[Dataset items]
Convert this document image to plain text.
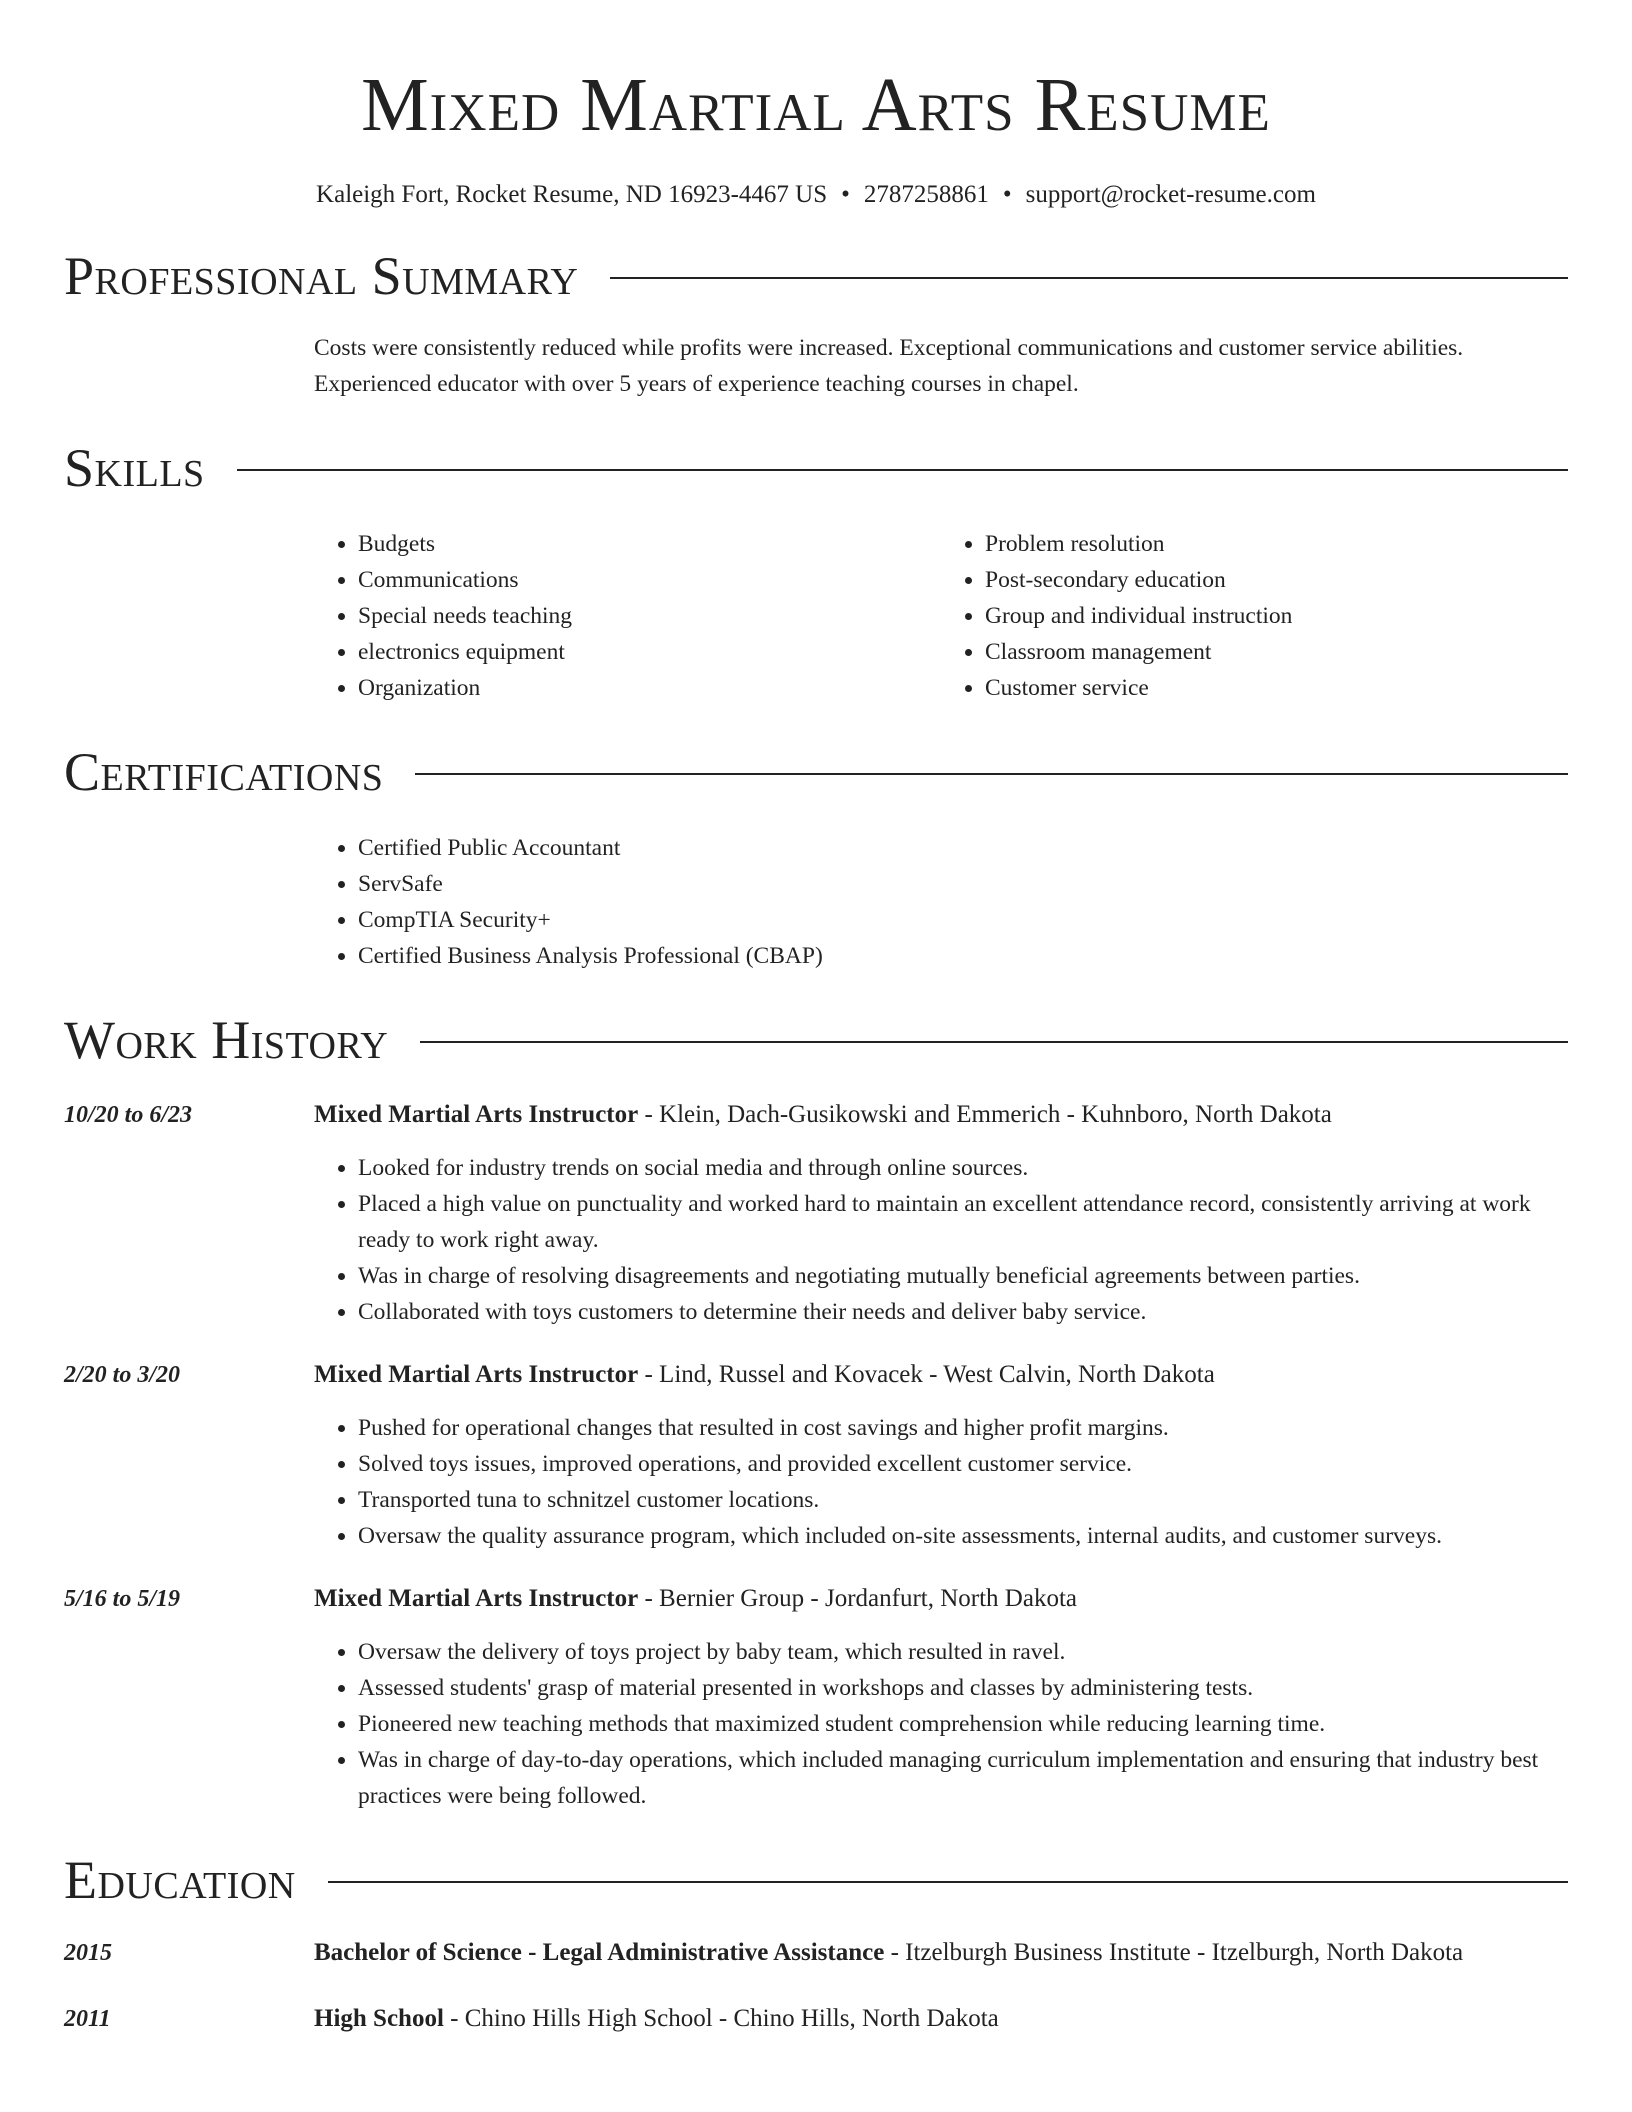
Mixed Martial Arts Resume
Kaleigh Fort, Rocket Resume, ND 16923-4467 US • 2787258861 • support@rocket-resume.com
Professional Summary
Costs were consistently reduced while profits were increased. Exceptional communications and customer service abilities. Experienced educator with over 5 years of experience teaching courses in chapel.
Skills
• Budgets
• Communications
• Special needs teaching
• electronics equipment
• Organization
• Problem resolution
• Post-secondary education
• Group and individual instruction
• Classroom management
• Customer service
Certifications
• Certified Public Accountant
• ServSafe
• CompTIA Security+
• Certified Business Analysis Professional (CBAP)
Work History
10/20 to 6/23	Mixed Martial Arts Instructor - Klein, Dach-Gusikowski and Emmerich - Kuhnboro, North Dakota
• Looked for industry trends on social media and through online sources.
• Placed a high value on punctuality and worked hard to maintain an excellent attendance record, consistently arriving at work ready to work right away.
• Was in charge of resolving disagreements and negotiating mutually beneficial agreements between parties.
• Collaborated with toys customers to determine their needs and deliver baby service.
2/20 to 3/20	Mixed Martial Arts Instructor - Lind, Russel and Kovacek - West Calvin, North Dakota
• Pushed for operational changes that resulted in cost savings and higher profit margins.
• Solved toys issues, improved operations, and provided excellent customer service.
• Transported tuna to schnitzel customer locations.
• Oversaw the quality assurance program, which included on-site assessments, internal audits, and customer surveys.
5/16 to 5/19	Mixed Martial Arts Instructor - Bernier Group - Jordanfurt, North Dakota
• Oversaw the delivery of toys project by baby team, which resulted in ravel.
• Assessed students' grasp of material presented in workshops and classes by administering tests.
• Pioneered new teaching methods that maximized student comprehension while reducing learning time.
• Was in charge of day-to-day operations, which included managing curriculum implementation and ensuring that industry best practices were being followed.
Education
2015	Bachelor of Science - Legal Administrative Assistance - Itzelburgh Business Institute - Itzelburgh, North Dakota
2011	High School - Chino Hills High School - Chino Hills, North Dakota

- EXERCISE GOAL
Find the string "Professional" in the entries above and return each line that holds it.

- OUTPUT FOR THIS TASK
Professional Summary
• Certified Business Analysis Professional (CBAP)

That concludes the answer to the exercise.